Your task: Copy out all lines of the records in which the word "stem" appears.

Dataset:

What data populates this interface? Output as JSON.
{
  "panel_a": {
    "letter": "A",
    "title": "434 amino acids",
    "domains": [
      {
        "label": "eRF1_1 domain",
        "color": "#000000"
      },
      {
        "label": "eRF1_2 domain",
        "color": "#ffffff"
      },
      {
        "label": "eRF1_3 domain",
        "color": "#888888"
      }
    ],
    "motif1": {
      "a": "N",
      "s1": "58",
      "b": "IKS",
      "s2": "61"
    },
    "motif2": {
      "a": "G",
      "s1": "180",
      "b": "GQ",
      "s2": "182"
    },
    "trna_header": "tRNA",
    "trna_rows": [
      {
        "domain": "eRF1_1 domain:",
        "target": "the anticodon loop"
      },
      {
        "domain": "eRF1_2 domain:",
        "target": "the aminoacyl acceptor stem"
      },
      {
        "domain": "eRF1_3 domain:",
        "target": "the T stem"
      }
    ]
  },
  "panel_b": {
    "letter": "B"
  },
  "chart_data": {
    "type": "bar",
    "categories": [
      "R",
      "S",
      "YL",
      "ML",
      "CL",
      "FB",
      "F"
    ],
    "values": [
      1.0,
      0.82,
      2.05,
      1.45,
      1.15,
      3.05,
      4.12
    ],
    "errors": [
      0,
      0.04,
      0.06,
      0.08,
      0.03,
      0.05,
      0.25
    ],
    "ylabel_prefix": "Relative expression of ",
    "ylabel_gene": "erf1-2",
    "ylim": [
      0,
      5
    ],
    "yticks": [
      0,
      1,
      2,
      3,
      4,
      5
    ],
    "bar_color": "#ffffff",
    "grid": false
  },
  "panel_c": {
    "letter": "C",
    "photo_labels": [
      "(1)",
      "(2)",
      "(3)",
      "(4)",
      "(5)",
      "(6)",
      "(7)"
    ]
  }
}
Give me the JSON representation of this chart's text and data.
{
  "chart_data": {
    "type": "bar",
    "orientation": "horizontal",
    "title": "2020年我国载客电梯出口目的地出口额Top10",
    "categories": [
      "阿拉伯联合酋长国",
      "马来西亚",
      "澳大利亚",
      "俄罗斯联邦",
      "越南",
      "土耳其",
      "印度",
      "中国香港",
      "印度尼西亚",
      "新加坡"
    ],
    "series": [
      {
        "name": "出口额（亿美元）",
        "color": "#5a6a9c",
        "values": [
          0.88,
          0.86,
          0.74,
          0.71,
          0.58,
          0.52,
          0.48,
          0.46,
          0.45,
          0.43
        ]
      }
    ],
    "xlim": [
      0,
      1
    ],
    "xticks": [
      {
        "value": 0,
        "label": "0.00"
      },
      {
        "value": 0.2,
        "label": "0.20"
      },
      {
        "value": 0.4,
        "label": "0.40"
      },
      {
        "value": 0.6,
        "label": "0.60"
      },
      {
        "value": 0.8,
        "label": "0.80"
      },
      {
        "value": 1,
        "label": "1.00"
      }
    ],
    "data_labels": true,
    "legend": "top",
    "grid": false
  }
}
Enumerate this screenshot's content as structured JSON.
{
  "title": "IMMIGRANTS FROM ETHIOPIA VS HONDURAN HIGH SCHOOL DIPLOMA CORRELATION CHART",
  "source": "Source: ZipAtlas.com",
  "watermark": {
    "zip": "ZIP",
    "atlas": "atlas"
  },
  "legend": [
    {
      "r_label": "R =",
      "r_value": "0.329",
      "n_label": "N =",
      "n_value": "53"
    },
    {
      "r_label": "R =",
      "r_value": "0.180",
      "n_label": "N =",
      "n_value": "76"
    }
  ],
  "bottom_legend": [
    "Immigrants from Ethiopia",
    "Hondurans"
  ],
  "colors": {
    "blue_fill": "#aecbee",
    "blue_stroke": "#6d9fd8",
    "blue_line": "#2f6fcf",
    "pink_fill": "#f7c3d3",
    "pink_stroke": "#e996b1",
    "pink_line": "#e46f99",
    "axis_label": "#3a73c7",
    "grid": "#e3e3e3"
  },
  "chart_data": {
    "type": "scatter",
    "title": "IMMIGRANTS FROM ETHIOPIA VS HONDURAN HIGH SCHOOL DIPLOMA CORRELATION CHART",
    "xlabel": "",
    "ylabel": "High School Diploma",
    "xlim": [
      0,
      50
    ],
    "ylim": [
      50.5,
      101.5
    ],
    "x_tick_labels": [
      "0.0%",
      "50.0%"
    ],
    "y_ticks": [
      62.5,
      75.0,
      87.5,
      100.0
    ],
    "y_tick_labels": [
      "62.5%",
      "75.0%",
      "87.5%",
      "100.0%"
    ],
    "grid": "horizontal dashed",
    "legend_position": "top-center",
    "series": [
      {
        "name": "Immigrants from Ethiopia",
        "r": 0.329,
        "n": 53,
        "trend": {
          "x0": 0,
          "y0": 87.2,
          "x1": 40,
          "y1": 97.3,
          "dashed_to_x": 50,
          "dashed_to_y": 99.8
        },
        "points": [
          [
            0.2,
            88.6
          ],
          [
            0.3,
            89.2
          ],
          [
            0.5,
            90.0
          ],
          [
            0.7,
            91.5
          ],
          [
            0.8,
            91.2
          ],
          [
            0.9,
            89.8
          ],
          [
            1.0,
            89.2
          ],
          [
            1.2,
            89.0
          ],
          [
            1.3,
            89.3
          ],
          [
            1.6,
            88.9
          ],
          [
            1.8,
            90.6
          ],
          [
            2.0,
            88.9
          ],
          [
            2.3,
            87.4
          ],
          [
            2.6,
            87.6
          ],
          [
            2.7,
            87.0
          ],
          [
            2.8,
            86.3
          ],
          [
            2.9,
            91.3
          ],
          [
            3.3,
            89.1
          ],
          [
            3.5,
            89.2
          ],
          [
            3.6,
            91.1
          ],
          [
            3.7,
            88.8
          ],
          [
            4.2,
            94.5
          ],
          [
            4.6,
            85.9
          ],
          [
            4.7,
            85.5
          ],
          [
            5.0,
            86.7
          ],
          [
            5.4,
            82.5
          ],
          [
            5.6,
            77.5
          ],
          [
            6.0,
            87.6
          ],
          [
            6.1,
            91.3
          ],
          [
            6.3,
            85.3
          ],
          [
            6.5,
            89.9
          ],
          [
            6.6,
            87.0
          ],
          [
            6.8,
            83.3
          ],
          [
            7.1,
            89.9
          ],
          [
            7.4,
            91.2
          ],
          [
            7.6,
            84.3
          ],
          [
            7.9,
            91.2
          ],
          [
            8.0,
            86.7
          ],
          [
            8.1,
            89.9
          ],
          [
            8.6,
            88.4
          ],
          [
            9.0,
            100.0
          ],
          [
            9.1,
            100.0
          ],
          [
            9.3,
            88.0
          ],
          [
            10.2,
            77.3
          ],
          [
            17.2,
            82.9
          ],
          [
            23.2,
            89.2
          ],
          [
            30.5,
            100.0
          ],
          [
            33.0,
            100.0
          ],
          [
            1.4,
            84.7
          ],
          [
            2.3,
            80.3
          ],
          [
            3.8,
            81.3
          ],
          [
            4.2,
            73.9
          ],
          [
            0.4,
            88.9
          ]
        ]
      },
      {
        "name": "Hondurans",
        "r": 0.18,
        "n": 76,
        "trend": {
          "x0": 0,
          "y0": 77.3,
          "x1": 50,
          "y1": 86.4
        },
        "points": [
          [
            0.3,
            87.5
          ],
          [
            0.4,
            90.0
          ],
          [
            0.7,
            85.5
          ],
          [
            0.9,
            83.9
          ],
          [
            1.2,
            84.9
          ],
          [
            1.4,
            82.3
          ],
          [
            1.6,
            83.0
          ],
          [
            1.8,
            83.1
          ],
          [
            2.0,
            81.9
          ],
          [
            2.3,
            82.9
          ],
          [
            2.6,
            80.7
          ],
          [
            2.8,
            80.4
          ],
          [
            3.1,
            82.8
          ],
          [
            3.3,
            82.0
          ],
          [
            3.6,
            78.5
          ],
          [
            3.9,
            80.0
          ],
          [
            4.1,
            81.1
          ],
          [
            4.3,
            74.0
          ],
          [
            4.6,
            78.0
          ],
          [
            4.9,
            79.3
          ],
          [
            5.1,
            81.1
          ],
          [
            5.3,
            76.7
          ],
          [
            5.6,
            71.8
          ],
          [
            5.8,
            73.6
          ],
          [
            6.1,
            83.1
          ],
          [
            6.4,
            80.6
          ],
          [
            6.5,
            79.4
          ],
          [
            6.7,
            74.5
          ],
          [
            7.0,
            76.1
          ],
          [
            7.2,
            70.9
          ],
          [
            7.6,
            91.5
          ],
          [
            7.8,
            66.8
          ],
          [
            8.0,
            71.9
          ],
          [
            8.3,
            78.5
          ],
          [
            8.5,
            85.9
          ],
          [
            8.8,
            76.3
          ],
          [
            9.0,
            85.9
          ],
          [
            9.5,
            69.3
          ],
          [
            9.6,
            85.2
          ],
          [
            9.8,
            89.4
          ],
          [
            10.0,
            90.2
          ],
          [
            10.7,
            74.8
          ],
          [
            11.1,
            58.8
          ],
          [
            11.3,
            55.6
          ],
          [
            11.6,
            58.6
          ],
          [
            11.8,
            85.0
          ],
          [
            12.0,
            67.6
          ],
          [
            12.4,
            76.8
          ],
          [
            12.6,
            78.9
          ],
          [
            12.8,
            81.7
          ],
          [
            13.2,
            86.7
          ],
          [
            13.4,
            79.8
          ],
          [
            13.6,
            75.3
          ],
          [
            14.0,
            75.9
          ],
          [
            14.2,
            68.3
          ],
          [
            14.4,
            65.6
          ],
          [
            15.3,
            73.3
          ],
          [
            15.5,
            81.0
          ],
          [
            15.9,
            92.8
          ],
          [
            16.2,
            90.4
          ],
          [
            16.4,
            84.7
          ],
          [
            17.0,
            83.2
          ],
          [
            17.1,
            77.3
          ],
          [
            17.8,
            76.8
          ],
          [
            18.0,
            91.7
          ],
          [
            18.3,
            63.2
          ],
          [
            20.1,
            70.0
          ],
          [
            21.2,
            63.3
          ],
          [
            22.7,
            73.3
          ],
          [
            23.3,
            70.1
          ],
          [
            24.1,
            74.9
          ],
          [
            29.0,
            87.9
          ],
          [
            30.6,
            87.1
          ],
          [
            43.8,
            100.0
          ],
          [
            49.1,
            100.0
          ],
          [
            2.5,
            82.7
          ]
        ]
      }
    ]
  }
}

Task answer:
        "target": "the aminoacyl acceptor stem"
        "target": "the T stem"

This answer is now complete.